• Task to carry out:
Find the lines in these entries that include the word "message" and state how many there are, with no other words.

(Collected data entries)
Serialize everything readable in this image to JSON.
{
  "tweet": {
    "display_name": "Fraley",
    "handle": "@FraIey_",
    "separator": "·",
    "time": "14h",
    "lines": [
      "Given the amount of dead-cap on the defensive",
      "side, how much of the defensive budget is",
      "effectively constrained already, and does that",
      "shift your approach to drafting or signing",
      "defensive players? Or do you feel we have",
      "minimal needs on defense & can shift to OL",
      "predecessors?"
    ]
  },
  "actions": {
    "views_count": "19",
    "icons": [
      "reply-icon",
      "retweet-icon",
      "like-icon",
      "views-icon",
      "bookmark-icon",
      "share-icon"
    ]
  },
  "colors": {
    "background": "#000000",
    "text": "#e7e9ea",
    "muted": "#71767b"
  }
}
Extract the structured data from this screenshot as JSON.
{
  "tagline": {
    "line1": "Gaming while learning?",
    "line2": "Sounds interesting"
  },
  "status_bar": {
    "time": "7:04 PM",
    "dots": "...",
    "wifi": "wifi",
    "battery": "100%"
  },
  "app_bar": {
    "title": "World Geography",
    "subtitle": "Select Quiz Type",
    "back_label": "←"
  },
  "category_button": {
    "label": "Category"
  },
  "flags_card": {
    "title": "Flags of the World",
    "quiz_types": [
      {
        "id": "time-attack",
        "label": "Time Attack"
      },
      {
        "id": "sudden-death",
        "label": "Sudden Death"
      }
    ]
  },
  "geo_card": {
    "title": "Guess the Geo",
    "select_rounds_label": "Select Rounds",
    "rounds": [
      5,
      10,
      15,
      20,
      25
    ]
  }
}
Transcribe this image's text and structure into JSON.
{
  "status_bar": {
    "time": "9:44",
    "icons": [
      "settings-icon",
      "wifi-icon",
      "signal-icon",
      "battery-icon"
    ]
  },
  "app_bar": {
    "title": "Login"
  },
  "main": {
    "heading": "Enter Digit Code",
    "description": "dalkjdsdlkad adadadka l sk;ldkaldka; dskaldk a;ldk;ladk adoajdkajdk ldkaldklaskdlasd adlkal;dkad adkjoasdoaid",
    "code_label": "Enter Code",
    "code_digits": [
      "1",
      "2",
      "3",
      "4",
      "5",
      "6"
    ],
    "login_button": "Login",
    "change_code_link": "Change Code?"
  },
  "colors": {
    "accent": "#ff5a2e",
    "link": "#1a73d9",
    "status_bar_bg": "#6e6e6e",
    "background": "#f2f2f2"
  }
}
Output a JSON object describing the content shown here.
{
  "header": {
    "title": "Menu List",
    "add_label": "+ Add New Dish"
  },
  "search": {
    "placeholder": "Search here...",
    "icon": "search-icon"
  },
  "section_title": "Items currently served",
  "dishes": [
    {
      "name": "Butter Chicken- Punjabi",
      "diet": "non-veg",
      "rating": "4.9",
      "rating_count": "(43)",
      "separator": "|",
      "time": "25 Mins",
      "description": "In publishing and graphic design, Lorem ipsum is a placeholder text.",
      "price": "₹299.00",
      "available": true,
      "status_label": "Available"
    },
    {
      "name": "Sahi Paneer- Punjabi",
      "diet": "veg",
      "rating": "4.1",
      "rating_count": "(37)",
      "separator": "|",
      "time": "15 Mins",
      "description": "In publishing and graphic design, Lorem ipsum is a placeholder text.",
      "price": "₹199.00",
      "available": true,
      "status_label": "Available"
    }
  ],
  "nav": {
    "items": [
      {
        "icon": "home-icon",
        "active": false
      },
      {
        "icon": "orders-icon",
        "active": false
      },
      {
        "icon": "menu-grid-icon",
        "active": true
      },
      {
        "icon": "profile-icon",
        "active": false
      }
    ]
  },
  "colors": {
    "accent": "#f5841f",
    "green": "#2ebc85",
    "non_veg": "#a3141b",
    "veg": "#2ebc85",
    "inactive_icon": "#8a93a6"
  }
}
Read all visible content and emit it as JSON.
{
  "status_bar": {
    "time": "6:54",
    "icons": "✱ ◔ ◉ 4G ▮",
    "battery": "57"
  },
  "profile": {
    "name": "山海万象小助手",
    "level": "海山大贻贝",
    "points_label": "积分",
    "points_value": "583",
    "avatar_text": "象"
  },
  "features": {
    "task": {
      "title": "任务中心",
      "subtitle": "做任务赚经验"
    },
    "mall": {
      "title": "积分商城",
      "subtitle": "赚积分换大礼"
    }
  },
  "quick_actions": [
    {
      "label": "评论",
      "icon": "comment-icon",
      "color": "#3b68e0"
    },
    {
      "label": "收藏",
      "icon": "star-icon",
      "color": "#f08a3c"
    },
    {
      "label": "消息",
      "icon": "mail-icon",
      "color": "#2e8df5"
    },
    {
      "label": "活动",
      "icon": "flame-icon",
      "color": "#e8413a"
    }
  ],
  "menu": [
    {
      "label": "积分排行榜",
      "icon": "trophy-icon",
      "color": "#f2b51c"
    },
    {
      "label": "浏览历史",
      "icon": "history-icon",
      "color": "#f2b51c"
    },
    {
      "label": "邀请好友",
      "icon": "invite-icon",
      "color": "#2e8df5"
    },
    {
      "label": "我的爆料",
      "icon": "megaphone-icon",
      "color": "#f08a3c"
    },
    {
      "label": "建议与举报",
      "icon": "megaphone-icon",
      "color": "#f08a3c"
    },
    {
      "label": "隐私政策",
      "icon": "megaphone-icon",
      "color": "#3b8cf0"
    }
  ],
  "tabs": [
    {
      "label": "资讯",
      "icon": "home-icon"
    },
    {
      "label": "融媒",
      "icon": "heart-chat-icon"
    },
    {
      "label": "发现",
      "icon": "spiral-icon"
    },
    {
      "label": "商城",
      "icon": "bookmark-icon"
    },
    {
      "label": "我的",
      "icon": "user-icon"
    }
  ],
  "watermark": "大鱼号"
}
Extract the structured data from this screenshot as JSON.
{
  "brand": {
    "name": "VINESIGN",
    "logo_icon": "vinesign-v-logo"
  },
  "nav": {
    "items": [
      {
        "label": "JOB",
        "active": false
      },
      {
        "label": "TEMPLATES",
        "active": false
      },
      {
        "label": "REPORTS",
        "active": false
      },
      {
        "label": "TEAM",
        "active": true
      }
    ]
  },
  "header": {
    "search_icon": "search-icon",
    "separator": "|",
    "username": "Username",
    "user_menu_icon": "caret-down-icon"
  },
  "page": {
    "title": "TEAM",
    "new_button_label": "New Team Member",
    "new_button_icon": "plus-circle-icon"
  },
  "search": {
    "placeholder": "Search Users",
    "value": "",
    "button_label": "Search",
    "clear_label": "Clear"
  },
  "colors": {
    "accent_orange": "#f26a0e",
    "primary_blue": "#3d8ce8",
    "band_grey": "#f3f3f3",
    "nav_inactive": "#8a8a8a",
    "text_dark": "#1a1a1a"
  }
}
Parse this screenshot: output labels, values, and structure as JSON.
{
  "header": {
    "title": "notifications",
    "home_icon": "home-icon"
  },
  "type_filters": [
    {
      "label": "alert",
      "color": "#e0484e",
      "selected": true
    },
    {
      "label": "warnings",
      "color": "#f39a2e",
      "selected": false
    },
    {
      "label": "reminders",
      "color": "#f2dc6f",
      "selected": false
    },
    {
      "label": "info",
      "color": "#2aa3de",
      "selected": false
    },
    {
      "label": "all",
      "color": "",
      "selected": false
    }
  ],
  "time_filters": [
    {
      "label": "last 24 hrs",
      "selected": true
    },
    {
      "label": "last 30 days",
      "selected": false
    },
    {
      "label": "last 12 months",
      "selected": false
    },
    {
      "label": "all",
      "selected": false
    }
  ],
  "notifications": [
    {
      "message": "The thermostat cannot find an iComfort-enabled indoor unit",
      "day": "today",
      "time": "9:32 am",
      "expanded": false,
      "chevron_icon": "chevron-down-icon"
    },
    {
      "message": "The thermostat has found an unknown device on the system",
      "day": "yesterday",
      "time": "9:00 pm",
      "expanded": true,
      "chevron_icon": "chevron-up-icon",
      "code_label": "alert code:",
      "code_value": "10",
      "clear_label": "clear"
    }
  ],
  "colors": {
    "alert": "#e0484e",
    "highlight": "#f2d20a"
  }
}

• Correct output:
2